→ Request
Count, in the entries below, the lines in which "xlabel" occurs. Give the number, nothing more.

[Stored items from a collection]
********
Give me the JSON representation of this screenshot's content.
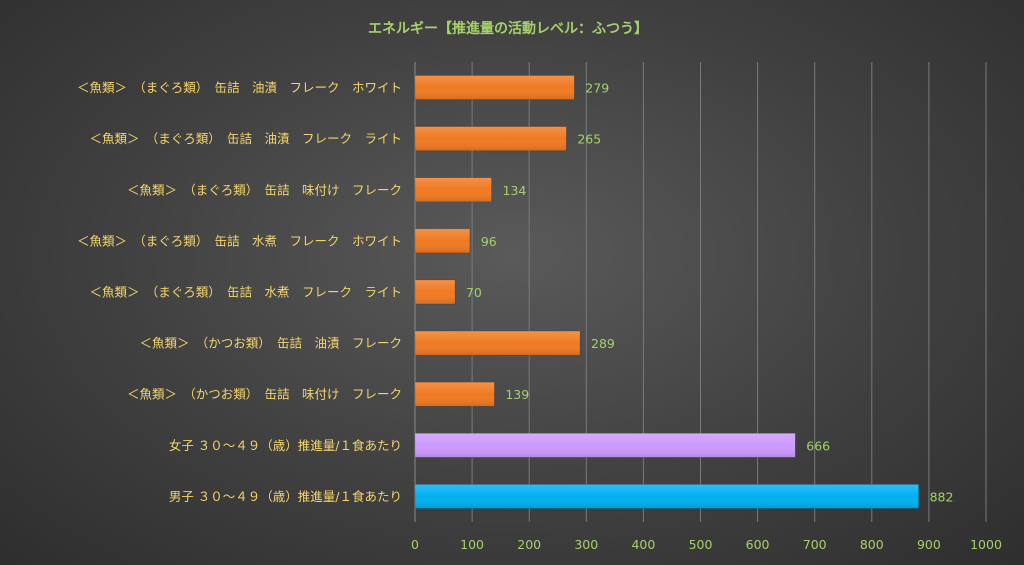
{
  "chart_data": {
    "type": "bar",
    "orientation": "horizontal",
    "title": "エネルギー【推進量の活動レベル：ふつう】",
    "categories": [
      "＜魚類＞　（まぐろ類）　缶詰　油漬　フレーク　ホワイト",
      "＜魚類＞　（まぐろ類）　缶詰　油漬　フレーク　ライト",
      "＜魚類＞　（まぐろ類）　缶詰　味付け　フレーク",
      "＜魚類＞　（まぐろ類）　缶詰　水煮　フレーク　ホワイト",
      "＜魚類＞　（まぐろ類）　缶詰　水煮　フレーク　ライト",
      "＜魚類＞　（かつお類）　缶詰　油漬　フレーク",
      "＜魚類＞　（かつお類）　缶詰　味付け　フレーク",
      "女子 ３０～４９（歳）推進量/１食あたり",
      "男子 ３０～４９（歳）推進量/１食あたり"
    ],
    "values": [
      279,
      265,
      134,
      96,
      70,
      289,
      139,
      666,
      882
    ],
    "bar_colors": [
      "#f07a22",
      "#f07a22",
      "#f07a22",
      "#f07a22",
      "#f07a22",
      "#f07a22",
      "#f07a22",
      "#cc99ff",
      "#00b0f0"
    ],
    "xlim": [
      0,
      1000
    ],
    "xticks": [
      0,
      100,
      200,
      300,
      400,
      500,
      600,
      700,
      800,
      900,
      1000
    ],
    "grid": true,
    "legend": "none"
  }
}
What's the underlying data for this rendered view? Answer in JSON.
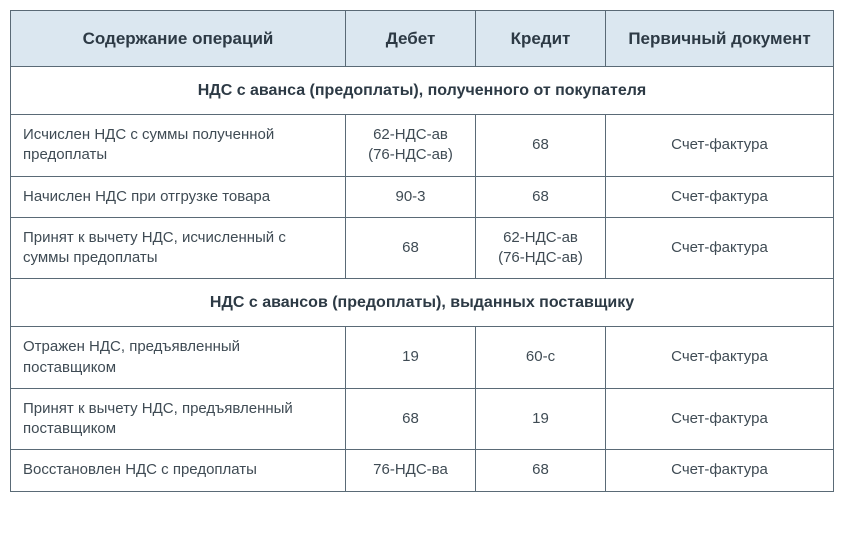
{
  "columns": {
    "operation": "Содержание операций",
    "debit": "Дебет",
    "credit": "Кредит",
    "document": "Первичный документ"
  },
  "sections": [
    {
      "title": "НДС с аванса (предоплаты), полученного от покупателя",
      "rows": [
        {
          "operation": "Исчислен НДС с суммы полученной предоплаты",
          "debit": "62-НДС-ав\n(76-НДС-ав)",
          "credit": "68",
          "document": "Счет-фактура"
        },
        {
          "operation": "Начислен НДС при отгрузке товара",
          "debit": "90-3",
          "credit": "68",
          "document": "Счет-фактура"
        },
        {
          "operation": "Принят к вычету НДС, исчисленный с суммы предоплаты",
          "debit": "68",
          "credit": "62-НДС-ав\n(76-НДС-ав)",
          "document": "Счет-фактура"
        }
      ]
    },
    {
      "title": "НДС с авансов (предоплаты), выданных поставщику",
      "rows": [
        {
          "operation": "Отражен НДС, предъявленный поставщиком",
          "debit": "19",
          "credit": "60-с",
          "document": "Счет-фактура"
        },
        {
          "operation": "Принят к вычету НДС, предъявленный поставщиком",
          "debit": "68",
          "credit": "19",
          "document": "Счет-фактура"
        },
        {
          "operation": "Восстановлен НДС с предоплаты",
          "debit": "76-НДС-ва",
          "credit": "68",
          "document": "Счет-фактура"
        }
      ]
    }
  ]
}
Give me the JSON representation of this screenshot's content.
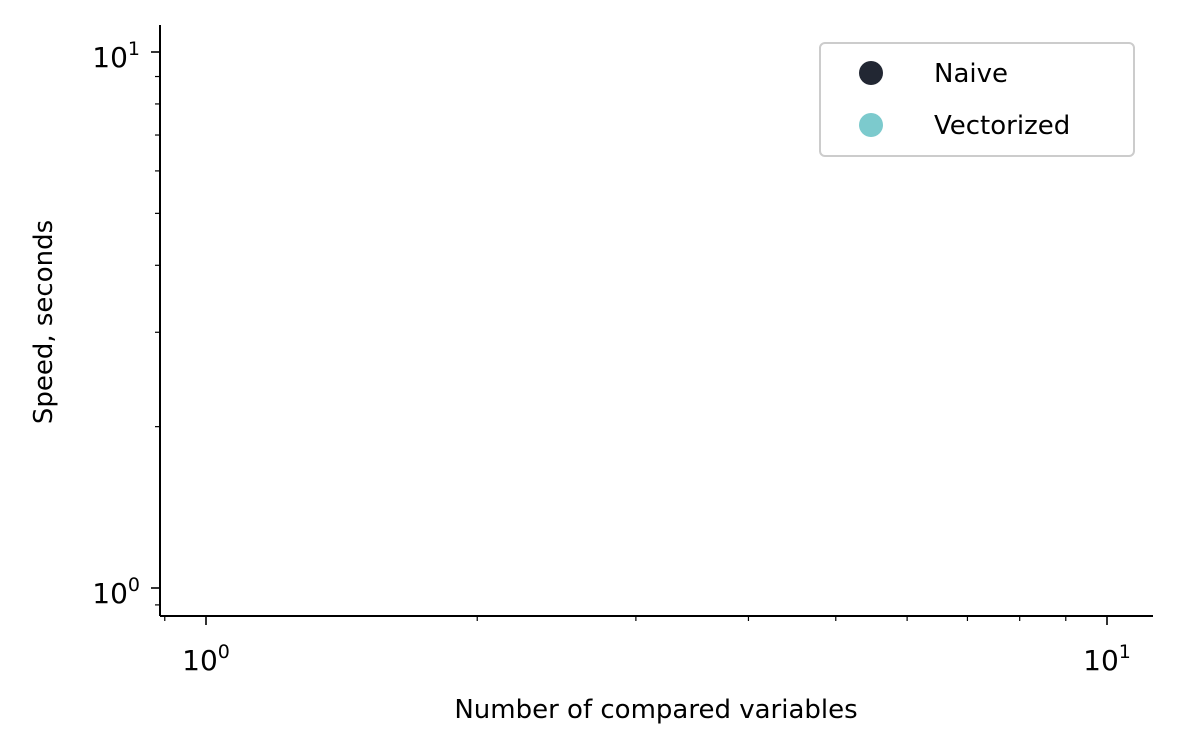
{
  "chart_data": {
    "type": "scatter",
    "title": "",
    "xlabel": "Number of compared variables",
    "ylabel": "Speed, seconds",
    "xscale": "log",
    "yscale": "log",
    "xlim": [
      0.9,
      12
    ],
    "ylim": [
      0.92,
      11.5
    ],
    "x_major_ticks": [
      {
        "value": 1,
        "base": "10",
        "exp": "0"
      },
      {
        "value": 10,
        "base": "10",
        "exp": "1"
      }
    ],
    "y_major_ticks": [
      {
        "value": 1,
        "base": "10",
        "exp": "0"
      },
      {
        "value": 10,
        "base": "10",
        "exp": "1"
      }
    ],
    "x_minor_ticks": [
      0.9,
      2,
      3,
      4,
      5,
      6,
      7,
      8,
      9
    ],
    "y_minor_ticks": [
      0.93,
      2,
      3,
      4,
      5,
      6,
      7,
      8,
      9
    ],
    "grid": false,
    "legend_position": "top-right",
    "series": [
      {
        "name": "Naive",
        "color": "#222733",
        "points": []
      },
      {
        "name": "Vectorized",
        "color": "#7ccacd",
        "points": []
      }
    ]
  }
}
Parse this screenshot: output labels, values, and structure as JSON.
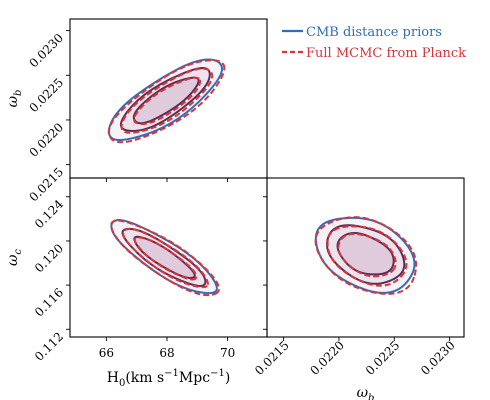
{
  "chart_data": {
    "type": "contour",
    "description_style": "triangle corner plot",
    "params": {
      "H0": {
        "label": "H0(km s^-1 Mpc^-1)",
        "ticks": [
          66,
          68,
          70
        ],
        "range": [
          64.8,
          71.3
        ]
      },
      "omega_b": {
        "label": "ω_b",
        "ticks": [
          0.0215,
          0.022,
          0.0225,
          0.023
        ],
        "tick_labels": [
          "0.0215",
          "0.0220",
          "0.0225",
          "0.0230"
        ],
        "range": [
          0.02135,
          0.02313
        ]
      },
      "omega_c": {
        "label": "ω_c",
        "ticks": [
          0.112,
          0.116,
          0.12,
          0.124
        ],
        "tick_labels": [
          "0.112",
          "0.116",
          "0.120",
          "0.124"
        ],
        "range": [
          0.1113,
          0.1257
        ]
      }
    },
    "legend": {
      "position": "top-right",
      "entries": [
        {
          "name": "CMB distance priors",
          "color": "#2e6fb7",
          "linestyle": "solid"
        },
        {
          "name": "Full MCMC from Planck",
          "color": "#d9343a",
          "linestyle": "dashed"
        }
      ]
    },
    "panels": [
      {
        "id": "H0_vs_omega_b",
        "x": "H0",
        "y": "omega_b",
        "ellipses": {
          "center": [
            67.95,
            0.02222
          ],
          "sigma_major_px": 66,
          "sigma_minor_px": 17,
          "tilt_deg": -33
        },
        "show_x_ticklabels": false,
        "show_y_ticklabels": true,
        "ylabel": "ω_b"
      },
      {
        "id": "H0_vs_omega_c",
        "x": "H0",
        "y": "omega_c",
        "ellipses": {
          "center": [
            67.9,
            0.1185
          ],
          "sigma_major_px": 62,
          "sigma_minor_px": 12,
          "tilt_deg": 33
        },
        "show_x_ticklabels": true,
        "show_y_ticklabels": true,
        "xlabel": "H0(km s^-1 Mpc^-1)",
        "ylabel": "ω_c"
      },
      {
        "id": "omega_b_vs_omega_c",
        "x": "omega_b",
        "y": "omega_c",
        "ellipses": {
          "center": [
            0.02224,
            0.1188
          ],
          "sigma_major_px": 52,
          "sigma_minor_px": 29,
          "tilt_deg": 25
        },
        "show_x_ticklabels": true,
        "show_y_ticklabels": false,
        "xlabel": "ω_b"
      }
    ],
    "levels": [
      1,
      2,
      3
    ],
    "fill_colors": [
      "#d6b8cf",
      "#e6d6e2",
      "#efeaf2"
    ],
    "line_colors": {
      "priors": "#2e6fb7",
      "mcmc": "#d9343a",
      "overlap": "#5a2d55"
    }
  }
}
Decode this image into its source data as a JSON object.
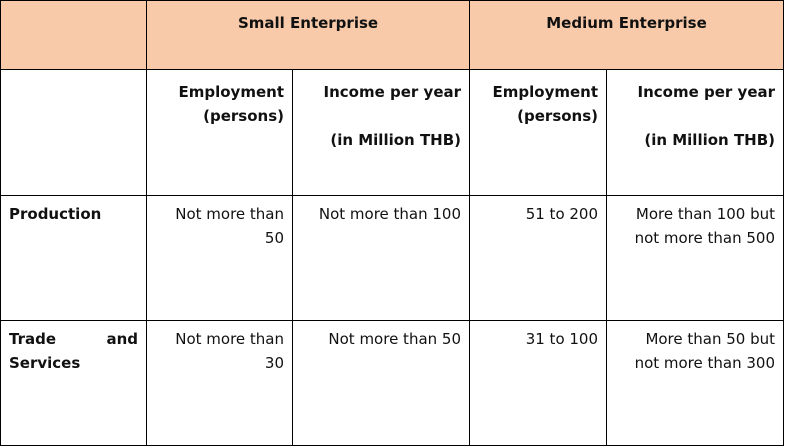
{
  "header": {
    "small": "Small Enterprise",
    "medium": "Medium Enterprise"
  },
  "subheader": {
    "employment_line1": "Employment",
    "employment_line2": "(persons)",
    "income_line1": "Income per year",
    "income_line2": "(in Million THB)"
  },
  "rows": [
    {
      "label_line1": "Production",
      "small_employment": [
        "Not more  than",
        "50"
      ],
      "small_income": "Not more than 100",
      "medium_employment": "51 to 200",
      "medium_income": [
        "More than 100 but",
        "not more than 500"
      ]
    },
    {
      "label_word1": "Trade",
      "label_word2": "and",
      "label_line2": "Services",
      "small_employment": [
        "Not more than",
        "30"
      ],
      "small_income": "Not more than 50",
      "medium_employment": "31 to 100",
      "medium_income": [
        "More than 50 but",
        "not more than 300"
      ]
    }
  ],
  "colors": {
    "header_fill": "#f8caa9",
    "border": "#000000"
  }
}
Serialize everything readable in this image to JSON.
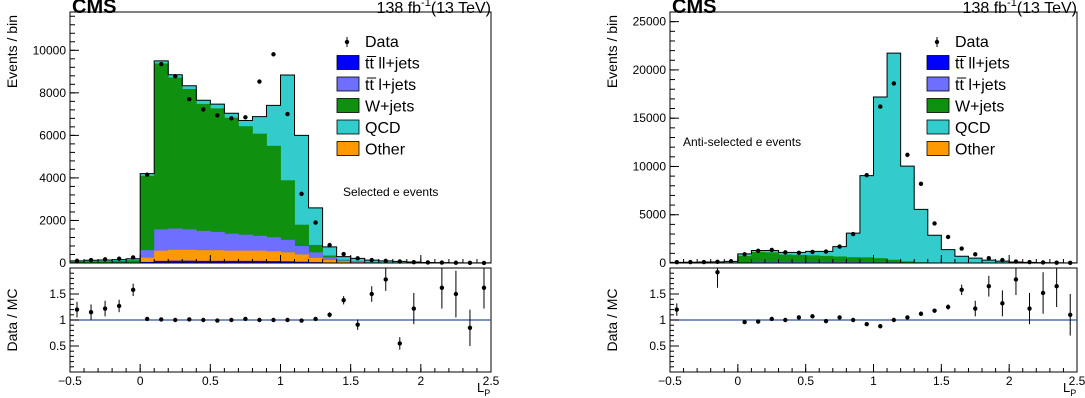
{
  "colors": {
    "tt_ll_jets": "#0000ff",
    "tt_l_jets": "#6f6fff",
    "w_jets": "#0f900f",
    "qcd": "#33cccc",
    "other": "#ff9900",
    "data": "#000000",
    "ratio_line": "#3050a0"
  },
  "chart_data": [
    {
      "type": "bar",
      "stacked": true,
      "experiment": "CMS",
      "lumi_label": "138 fb",
      "lumi_superscript": "-1",
      "energy_label": "(13 TeV)",
      "annotation": "Selected e events",
      "annotation_position": "right-middle",
      "xlabel": "L_P",
      "ylabel": "Events / bin",
      "ratio_ylabel": "Data / MC",
      "legend_position": "top-right",
      "legend": [
        "Data",
        "tt̅ ll+jets",
        "tt̅ l+jets",
        "W+jets",
        "QCD",
        "Other"
      ],
      "xlim": [
        -0.5,
        2.5
      ],
      "ylim": [
        0,
        11800
      ],
      "ratio_ylim": [
        0,
        2.0
      ],
      "x_ticks": [
        "−0.5",
        "0",
        "0.5",
        "1",
        "1.5",
        "2",
        "2.5"
      ],
      "x_tick_values": [
        -0.5,
        0,
        0.5,
        1,
        1.5,
        2,
        2.5
      ],
      "y_ticks": [
        "0",
        "2000",
        "4000",
        "6000",
        "8000",
        "10000"
      ],
      "y_tick_values": [
        0,
        2000,
        4000,
        6000,
        8000,
        10000
      ],
      "ratio_ticks": [
        "0.5",
        "1",
        "1.5"
      ],
      "ratio_tick_values": [
        0.5,
        1,
        1.5
      ],
      "bin_edges": [
        -0.5,
        -0.4,
        -0.3,
        -0.2,
        -0.1,
        0,
        0.1,
        0.2,
        0.3,
        0.4,
        0.5,
        0.6,
        0.7,
        0.8,
        0.9,
        1.0,
        1.1,
        1.2,
        1.3,
        1.4,
        1.5,
        1.6,
        1.7,
        1.8,
        1.9,
        2.0,
        2.1,
        2.2,
        2.3,
        2.4,
        2.5
      ],
      "series": [
        {
          "name": "tt̅ ll+jets",
          "color_key": "tt_ll_jets",
          "values": [
            0,
            0,
            0,
            0,
            0,
            50,
            100,
            110,
            110,
            100,
            100,
            100,
            100,
            100,
            90,
            80,
            60,
            40,
            20,
            10,
            5,
            3,
            2,
            1,
            1,
            0,
            0,
            0,
            0,
            0
          ]
        },
        {
          "name": "Other",
          "color_key": "other",
          "values": [
            0,
            0,
            0,
            0,
            0,
            200,
            480,
            510,
            510,
            500,
            500,
            480,
            480,
            480,
            460,
            420,
            340,
            200,
            120,
            60,
            30,
            15,
            10,
            8,
            5,
            3,
            2,
            1,
            1,
            0
          ]
        },
        {
          "name": "tt̅ l+jets",
          "color_key": "tt_l_jets",
          "values": [
            0,
            0,
            0,
            0,
            0,
            350,
            1000,
            1000,
            960,
            910,
            860,
            800,
            750,
            700,
            660,
            590,
            400,
            260,
            120,
            50,
            20,
            8,
            4,
            2,
            1,
            0,
            0,
            0,
            0,
            0
          ]
        },
        {
          "name": "W+jets",
          "color_key": "w_jets",
          "values": [
            60,
            80,
            80,
            100,
            130,
            3500,
            7800,
            7100,
            6600,
            5970,
            5810,
            5450,
            5100,
            4800,
            4300,
            2800,
            1000,
            350,
            90,
            30,
            15,
            8,
            5,
            3,
            2,
            1,
            1,
            0,
            0,
            0
          ]
        },
        {
          "name": "QCD",
          "color_key": "qcd",
          "values": [
            40,
            50,
            60,
            60,
            70,
            100,
            120,
            130,
            150,
            170,
            200,
            210,
            270,
            800,
            1900,
            4950,
            4200,
            1740,
            410,
            150,
            150,
            100,
            80,
            60,
            40,
            20,
            15,
            8,
            5,
            3
          ]
        }
      ],
      "data": {
        "name": "Data",
        "x": [
          -0.45,
          -0.35,
          -0.25,
          -0.15,
          -0.05,
          0.05,
          0.15,
          0.25,
          0.35,
          0.45,
          0.55,
          0.65,
          0.75,
          0.85,
          0.95,
          1.05,
          1.15,
          1.25,
          1.35,
          1.45,
          1.55,
          1.65,
          1.75,
          1.85,
          1.95,
          2.05,
          2.15,
          2.25,
          2.35,
          2.45
        ],
        "values": [
          100,
          140,
          170,
          200,
          260,
          4150,
          9350,
          8780,
          7700,
          7220,
          6940,
          6800,
          6850,
          8530,
          9810,
          7000,
          3250,
          1900,
          840,
          420,
          220,
          140,
          100,
          70,
          40,
          25,
          20,
          12,
          8,
          4
        ]
      },
      "ratio": {
        "x": [
          -0.45,
          -0.35,
          -0.25,
          -0.15,
          -0.05,
          0.05,
          0.15,
          0.25,
          0.35,
          0.45,
          0.55,
          0.65,
          0.75,
          0.85,
          0.95,
          1.05,
          1.15,
          1.25,
          1.35,
          1.45,
          1.55,
          1.65,
          1.75,
          1.85,
          1.95,
          2.15,
          2.25,
          2.35,
          2.45
        ],
        "values": [
          1.2,
          1.15,
          1.22,
          1.27,
          1.58,
          1.02,
          1.01,
          1.0,
          1.01,
          1.0,
          0.99,
          1.0,
          1.02,
          1.0,
          1.0,
          1.0,
          0.99,
          1.02,
          1.1,
          1.38,
          0.91,
          1.5,
          1.78,
          0.55,
          1.22,
          1.62,
          1.5,
          0.85,
          1.62
        ],
        "errors": [
          0.15,
          0.15,
          0.15,
          0.12,
          0.12,
          0.02,
          0.01,
          0.01,
          0.01,
          0.01,
          0.01,
          0.01,
          0.01,
          0.01,
          0.01,
          0.01,
          0.02,
          0.03,
          0.05,
          0.08,
          0.1,
          0.15,
          0.22,
          0.12,
          0.3,
          0.4,
          0.45,
          0.35,
          0.4
        ]
      }
    },
    {
      "type": "bar",
      "stacked": true,
      "experiment": "CMS",
      "lumi_label": "138 fb",
      "lumi_superscript": "-1",
      "energy_label": "(13 TeV)",
      "annotation": "Anti-selected e events",
      "annotation_position": "left-middle",
      "xlabel": "L_P",
      "ylabel": "Events / bin",
      "ratio_ylabel": "Data / MC",
      "legend_position": "top-right",
      "legend": [
        "Data",
        "tt̅ ll+jets",
        "tt̅ l+jets",
        "W+jets",
        "QCD",
        "Other"
      ],
      "xlim": [
        -0.5,
        2.5
      ],
      "ylim": [
        0,
        26000
      ],
      "ratio_ylim": [
        0,
        2.0
      ],
      "x_ticks": [
        "−0.5",
        "0",
        "0.5",
        "1",
        "1.5",
        "2",
        "2.5"
      ],
      "x_tick_values": [
        -0.5,
        0,
        0.5,
        1,
        1.5,
        2,
        2.5
      ],
      "y_ticks": [
        "0",
        "5000",
        "10000",
        "15000",
        "20000",
        "25000"
      ],
      "y_tick_values": [
        0,
        5000,
        10000,
        15000,
        20000,
        25000
      ],
      "ratio_ticks": [
        "0.5",
        "1",
        "1.5"
      ],
      "ratio_tick_values": [
        0.5,
        1,
        1.5
      ],
      "bin_edges": [
        -0.5,
        -0.4,
        -0.3,
        -0.2,
        -0.1,
        0,
        0.1,
        0.2,
        0.3,
        0.4,
        0.5,
        0.6,
        0.7,
        0.8,
        0.9,
        1.0,
        1.1,
        1.2,
        1.3,
        1.4,
        1.5,
        1.6,
        1.7,
        1.8,
        1.9,
        2.0,
        2.1,
        2.2,
        2.3,
        2.4,
        2.5
      ],
      "series": [
        {
          "name": "tt̅ ll+jets",
          "color_key": "tt_ll_jets",
          "values": [
            0,
            0,
            0,
            0,
            0,
            2,
            5,
            5,
            5,
            5,
            5,
            5,
            5,
            5,
            5,
            5,
            5,
            3,
            2,
            1,
            0,
            0,
            0,
            0,
            0,
            0,
            0,
            0,
            0,
            0
          ]
        },
        {
          "name": "Other",
          "color_key": "other",
          "values": [
            0,
            0,
            0,
            0,
            0,
            10,
            25,
            30,
            30,
            30,
            30,
            30,
            30,
            30,
            30,
            30,
            30,
            20,
            10,
            5,
            2,
            1,
            0,
            0,
            0,
            0,
            0,
            0,
            0,
            0
          ]
        },
        {
          "name": "tt̅ l+jets",
          "color_key": "tt_l_jets",
          "values": [
            0,
            0,
            0,
            0,
            0,
            20,
            60,
            60,
            60,
            60,
            60,
            55,
            50,
            50,
            50,
            45,
            40,
            25,
            10,
            5,
            2,
            1,
            0,
            0,
            0,
            0,
            0,
            0,
            0,
            0
          ]
        },
        {
          "name": "W+jets",
          "color_key": "w_jets",
          "values": [
            20,
            20,
            30,
            40,
            60,
            700,
            1050,
            1010,
            780,
            730,
            700,
            650,
            590,
            520,
            500,
            420,
            260,
            120,
            60,
            20,
            10,
            5,
            3,
            2,
            1,
            0,
            0,
            0,
            0,
            0
          ]
        },
        {
          "name": "QCD",
          "color_key": "qcd",
          "values": [
            50,
            60,
            70,
            80,
            110,
            218,
            160,
            195,
            225,
            275,
            405,
            460,
            1025,
            2495,
            8465,
            16695,
            21405,
            9867,
            5478,
            2839,
            1366,
            693,
            497,
            298,
            199,
            100,
            60,
            40,
            20,
            10
          ]
        }
      ],
      "data": {
        "name": "Data",
        "x": [
          -0.45,
          -0.35,
          -0.25,
          -0.15,
          -0.05,
          0.05,
          0.15,
          0.25,
          0.35,
          0.45,
          0.55,
          0.65,
          0.75,
          0.85,
          0.95,
          1.05,
          1.15,
          1.25,
          1.35,
          1.45,
          1.55,
          1.65,
          1.75,
          1.85,
          1.95,
          2.05,
          2.15,
          2.25,
          2.35,
          2.45
        ],
        "values": [
          80,
          90,
          100,
          120,
          180,
          900,
          1260,
          1350,
          1100,
          1060,
          1150,
          1180,
          1700,
          3000,
          9100,
          16200,
          18600,
          11200,
          8200,
          4100,
          2700,
          1500,
          900,
          500,
          300,
          150,
          90,
          60,
          35,
          15
        ]
      },
      "ratio": {
        "x": [
          -0.45,
          -0.15,
          0.05,
          0.15,
          0.25,
          0.35,
          0.45,
          0.55,
          0.65,
          0.75,
          0.85,
          0.95,
          1.05,
          1.15,
          1.25,
          1.35,
          1.45,
          1.55,
          1.65,
          1.75,
          1.85,
          1.95,
          2.05,
          2.15,
          2.25,
          2.35,
          2.45
        ],
        "values": [
          1.2,
          1.92,
          0.96,
          0.97,
          1.02,
          1.0,
          1.05,
          1.07,
          0.98,
          1.05,
          1.0,
          0.92,
          0.88,
          1.0,
          1.05,
          1.12,
          1.18,
          1.25,
          1.58,
          1.22,
          1.65,
          1.32,
          1.78,
          1.22,
          1.52,
          1.65,
          1.1
        ],
        "errors": [
          0.12,
          0.3,
          0.03,
          0.03,
          0.03,
          0.03,
          0.04,
          0.04,
          0.04,
          0.03,
          0.02,
          0.01,
          0.01,
          0.01,
          0.01,
          0.02,
          0.03,
          0.05,
          0.1,
          0.15,
          0.2,
          0.25,
          0.3,
          0.3,
          0.4,
          0.4,
          0.4
        ]
      }
    }
  ]
}
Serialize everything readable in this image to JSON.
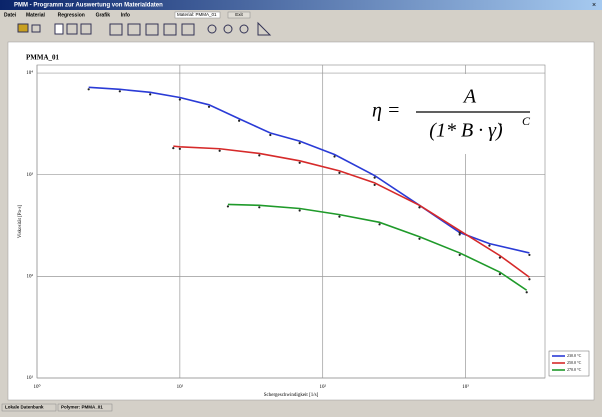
********
→ Result of the task
5